Data items
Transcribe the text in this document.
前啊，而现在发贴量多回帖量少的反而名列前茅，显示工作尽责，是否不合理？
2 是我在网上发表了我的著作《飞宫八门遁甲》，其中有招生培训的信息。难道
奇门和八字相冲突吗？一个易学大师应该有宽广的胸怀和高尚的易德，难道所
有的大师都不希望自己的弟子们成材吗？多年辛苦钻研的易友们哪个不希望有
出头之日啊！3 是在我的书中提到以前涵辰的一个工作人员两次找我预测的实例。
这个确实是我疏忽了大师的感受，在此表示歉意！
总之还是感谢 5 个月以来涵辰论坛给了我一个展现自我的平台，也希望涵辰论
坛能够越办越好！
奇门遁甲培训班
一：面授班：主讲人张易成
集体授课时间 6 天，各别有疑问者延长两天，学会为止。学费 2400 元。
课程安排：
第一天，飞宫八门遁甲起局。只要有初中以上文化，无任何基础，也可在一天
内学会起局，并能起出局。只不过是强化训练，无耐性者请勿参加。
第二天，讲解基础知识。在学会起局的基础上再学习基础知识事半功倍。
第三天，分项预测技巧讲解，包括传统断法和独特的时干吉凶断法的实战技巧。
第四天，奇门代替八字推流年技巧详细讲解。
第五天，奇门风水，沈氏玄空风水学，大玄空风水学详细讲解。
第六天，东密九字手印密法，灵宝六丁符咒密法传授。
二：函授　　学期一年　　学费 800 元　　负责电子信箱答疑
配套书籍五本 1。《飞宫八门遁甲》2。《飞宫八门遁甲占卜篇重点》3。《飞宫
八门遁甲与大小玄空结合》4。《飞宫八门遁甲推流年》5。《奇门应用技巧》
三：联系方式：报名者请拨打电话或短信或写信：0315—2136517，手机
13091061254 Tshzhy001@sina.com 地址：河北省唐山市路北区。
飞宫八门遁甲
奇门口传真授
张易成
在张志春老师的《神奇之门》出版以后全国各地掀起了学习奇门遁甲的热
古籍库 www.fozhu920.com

## Set task
Give back all the data exactly as written.

## Finished answer
Transcribe the text in this document.
前啊，而现在发贴量多回帖量少的反而名列前茅，显示工作尽责，是否不合理？
2 是我在网上发表了我的著作《飞宫八门遁甲》，其中有招生培训的信息。难道
奇门和八字相冲突吗？一个易学大师应该有宽广的胸怀和高尚的易德，难道所
有的大师都不希望自己的弟子们成材吗？多年辛苦钻研的易友们哪个不希望有
出头之日啊！3 是在我的书中提到以前涵辰的一个工作人员两次找我预测的实例。
这个确实是我疏忽了大师的感受，在此表示歉意！
总之还是感谢 5 个月以来涵辰论坛给了我一个展现自我的平台，也希望涵辰论
坛能够越办越好！
奇门遁甲培训班
一：面授班：主讲人张易成
集体授课时间 6 天，各别有疑问者延长两天，学会为止。学费 2400 元。
课程安排：
第一天，飞宫八门遁甲起局。只要有初中以上文化，无任何基础，也可在一天
内学会起局，并能起出局。只不过是强化训练，无耐性者请勿参加。
第二天，讲解基础知识。在学会起局的基础上再学习基础知识事半功倍。
第三天，分项预测技巧讲解，包括传统断法和独特的时干吉凶断法的实战技巧。
第四天，奇门代替八字推流年技巧详细讲解。
第五天，奇门风水，沈氏玄空风水学，大玄空风水学详细讲解。
第六天，东密九字手印密法，灵宝六丁符咒密法传授。
二：函授　　学期一年　　学费 800 元　　负责电子信箱答疑
配套书籍五本 1。《飞宫八门遁甲》2。《飞宫八门遁甲占卜篇重点》3。《飞宫
八门遁甲与大小玄空结合》4。《飞宫八门遁甲推流年》5。《奇门应用技巧》
三：联系方式：报名者请拨打电话或短信或写信：0315—2136517，手机
13091061254 Tshzhy001@sina.com 地址：河北省唐山市路北区。
飞宫八门遁甲
奇门口传真授
张易成
在张志春老师的《神奇之门》出版以后全国各地掀起了学习奇门遁甲的热
古籍库 www.fozhu920.com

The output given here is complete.